● **RECORDS FOR PROCESSING**:

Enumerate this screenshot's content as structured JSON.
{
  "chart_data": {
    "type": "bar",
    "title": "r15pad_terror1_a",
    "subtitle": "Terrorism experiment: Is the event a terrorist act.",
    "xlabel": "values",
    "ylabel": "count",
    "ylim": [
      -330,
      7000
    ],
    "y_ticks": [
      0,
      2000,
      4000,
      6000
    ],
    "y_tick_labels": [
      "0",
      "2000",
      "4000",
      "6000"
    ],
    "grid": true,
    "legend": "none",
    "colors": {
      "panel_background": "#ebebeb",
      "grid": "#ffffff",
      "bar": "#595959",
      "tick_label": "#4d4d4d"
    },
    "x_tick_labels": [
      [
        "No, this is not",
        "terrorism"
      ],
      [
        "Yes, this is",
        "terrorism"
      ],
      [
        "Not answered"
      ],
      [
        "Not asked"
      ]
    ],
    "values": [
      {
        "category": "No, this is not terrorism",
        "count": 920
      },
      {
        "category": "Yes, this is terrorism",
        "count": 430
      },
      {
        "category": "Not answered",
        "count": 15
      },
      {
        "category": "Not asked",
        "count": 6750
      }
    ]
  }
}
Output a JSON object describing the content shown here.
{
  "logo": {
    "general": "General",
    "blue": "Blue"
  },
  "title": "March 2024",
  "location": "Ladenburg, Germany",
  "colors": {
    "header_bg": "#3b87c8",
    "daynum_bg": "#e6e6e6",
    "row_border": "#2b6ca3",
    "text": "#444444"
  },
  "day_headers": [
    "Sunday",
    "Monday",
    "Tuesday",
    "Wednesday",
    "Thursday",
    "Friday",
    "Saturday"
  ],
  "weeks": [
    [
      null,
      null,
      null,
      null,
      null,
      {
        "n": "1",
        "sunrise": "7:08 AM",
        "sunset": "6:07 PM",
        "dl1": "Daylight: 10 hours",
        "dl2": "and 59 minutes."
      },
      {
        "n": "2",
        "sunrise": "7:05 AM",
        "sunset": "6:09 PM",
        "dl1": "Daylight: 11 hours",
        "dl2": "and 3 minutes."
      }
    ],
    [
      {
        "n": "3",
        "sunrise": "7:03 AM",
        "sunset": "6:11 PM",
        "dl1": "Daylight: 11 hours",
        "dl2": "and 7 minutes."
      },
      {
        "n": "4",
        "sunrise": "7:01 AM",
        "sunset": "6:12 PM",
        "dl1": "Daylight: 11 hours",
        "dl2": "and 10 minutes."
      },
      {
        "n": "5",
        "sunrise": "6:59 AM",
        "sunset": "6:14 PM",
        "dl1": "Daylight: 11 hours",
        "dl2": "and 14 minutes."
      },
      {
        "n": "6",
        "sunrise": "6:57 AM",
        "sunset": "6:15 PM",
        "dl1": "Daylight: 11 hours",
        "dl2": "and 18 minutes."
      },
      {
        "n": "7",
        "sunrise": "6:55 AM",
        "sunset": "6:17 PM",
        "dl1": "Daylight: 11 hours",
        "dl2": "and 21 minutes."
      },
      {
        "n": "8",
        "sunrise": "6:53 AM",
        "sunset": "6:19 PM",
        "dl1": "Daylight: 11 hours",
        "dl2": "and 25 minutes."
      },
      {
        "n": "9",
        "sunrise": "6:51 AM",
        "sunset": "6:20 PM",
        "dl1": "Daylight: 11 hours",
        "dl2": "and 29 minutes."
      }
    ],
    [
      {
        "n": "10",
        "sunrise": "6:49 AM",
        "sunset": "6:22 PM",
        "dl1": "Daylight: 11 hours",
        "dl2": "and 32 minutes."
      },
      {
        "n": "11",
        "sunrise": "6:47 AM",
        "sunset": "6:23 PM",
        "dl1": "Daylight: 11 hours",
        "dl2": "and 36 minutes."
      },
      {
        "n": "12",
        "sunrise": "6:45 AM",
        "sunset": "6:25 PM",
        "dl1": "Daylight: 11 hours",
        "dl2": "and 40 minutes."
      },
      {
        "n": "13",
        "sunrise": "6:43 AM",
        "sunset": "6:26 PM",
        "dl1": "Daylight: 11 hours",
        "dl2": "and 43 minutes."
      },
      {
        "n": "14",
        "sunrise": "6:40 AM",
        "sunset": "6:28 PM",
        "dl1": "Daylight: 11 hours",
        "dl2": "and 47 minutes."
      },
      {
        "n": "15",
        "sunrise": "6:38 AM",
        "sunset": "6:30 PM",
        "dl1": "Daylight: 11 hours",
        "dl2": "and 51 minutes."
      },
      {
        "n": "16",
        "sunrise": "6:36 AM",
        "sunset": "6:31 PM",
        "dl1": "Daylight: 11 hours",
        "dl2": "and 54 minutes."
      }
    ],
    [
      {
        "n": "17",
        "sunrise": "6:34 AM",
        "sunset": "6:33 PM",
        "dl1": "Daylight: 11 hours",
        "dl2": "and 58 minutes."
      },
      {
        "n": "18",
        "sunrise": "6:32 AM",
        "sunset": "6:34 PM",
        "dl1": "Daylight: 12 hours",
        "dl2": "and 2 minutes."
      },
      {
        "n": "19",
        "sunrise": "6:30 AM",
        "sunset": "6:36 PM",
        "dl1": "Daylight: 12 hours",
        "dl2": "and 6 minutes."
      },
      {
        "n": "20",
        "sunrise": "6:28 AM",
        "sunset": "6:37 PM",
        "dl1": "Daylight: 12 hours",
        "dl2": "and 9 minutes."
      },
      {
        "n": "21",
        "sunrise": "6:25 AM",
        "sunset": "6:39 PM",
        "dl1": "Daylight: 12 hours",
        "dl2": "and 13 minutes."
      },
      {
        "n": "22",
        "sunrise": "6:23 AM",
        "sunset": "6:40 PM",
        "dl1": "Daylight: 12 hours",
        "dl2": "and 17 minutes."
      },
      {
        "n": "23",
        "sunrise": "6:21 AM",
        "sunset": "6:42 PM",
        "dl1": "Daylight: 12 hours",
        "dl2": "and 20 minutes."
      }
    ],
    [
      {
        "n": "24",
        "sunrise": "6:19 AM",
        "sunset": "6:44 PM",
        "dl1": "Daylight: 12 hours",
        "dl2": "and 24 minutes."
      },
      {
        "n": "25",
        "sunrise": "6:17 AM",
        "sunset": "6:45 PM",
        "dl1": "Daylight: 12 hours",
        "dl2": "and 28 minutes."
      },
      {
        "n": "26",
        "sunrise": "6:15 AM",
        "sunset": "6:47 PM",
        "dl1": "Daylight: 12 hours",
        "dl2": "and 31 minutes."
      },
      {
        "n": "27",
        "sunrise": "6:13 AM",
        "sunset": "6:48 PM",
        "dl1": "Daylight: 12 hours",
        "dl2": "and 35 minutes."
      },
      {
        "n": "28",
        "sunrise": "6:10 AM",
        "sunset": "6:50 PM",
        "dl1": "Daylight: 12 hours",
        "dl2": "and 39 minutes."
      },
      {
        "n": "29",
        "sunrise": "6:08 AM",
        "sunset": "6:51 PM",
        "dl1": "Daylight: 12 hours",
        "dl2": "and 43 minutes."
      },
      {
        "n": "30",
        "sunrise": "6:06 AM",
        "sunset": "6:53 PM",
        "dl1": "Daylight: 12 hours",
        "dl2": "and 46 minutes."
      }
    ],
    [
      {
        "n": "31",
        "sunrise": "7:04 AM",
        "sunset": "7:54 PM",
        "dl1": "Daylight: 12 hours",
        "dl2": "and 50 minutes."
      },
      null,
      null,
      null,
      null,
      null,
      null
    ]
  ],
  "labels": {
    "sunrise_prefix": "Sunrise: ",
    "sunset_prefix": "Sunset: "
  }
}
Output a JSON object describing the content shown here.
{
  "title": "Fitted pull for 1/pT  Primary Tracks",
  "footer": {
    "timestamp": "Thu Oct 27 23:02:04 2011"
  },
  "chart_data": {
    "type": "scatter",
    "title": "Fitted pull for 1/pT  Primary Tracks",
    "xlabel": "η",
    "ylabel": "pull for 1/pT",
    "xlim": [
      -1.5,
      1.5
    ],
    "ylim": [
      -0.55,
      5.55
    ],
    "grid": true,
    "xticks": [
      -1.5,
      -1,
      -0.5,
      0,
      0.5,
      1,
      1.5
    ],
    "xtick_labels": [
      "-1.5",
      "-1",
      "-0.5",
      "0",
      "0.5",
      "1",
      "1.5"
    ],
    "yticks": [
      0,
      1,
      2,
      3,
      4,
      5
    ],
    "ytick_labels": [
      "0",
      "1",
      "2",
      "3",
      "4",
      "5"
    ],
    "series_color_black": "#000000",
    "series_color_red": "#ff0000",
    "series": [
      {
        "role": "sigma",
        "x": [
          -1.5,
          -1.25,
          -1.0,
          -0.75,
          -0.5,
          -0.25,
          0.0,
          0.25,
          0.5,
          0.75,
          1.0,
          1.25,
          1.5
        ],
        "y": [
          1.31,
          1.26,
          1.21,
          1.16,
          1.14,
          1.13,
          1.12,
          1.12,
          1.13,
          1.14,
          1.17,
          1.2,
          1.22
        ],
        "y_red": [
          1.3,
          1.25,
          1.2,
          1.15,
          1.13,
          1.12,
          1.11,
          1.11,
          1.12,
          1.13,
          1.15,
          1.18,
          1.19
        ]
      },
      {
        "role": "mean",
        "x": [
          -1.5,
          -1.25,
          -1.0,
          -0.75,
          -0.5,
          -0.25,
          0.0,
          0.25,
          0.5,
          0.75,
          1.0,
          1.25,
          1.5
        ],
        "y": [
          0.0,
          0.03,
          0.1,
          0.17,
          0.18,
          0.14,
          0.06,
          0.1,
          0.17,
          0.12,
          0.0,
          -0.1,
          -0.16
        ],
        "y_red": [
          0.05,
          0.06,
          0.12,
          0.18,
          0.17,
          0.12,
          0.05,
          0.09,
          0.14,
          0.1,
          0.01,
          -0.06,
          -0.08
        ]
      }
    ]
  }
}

● **TASK STATEMENT**: Where a line above includes "category", copy that line.

● **OUTPUT FOR THIS TASK**:
        "category": "No, this is not terrorism",
        "category": "Yes, this is terrorism",
        "category": "Not answered",
        "category": "Not asked",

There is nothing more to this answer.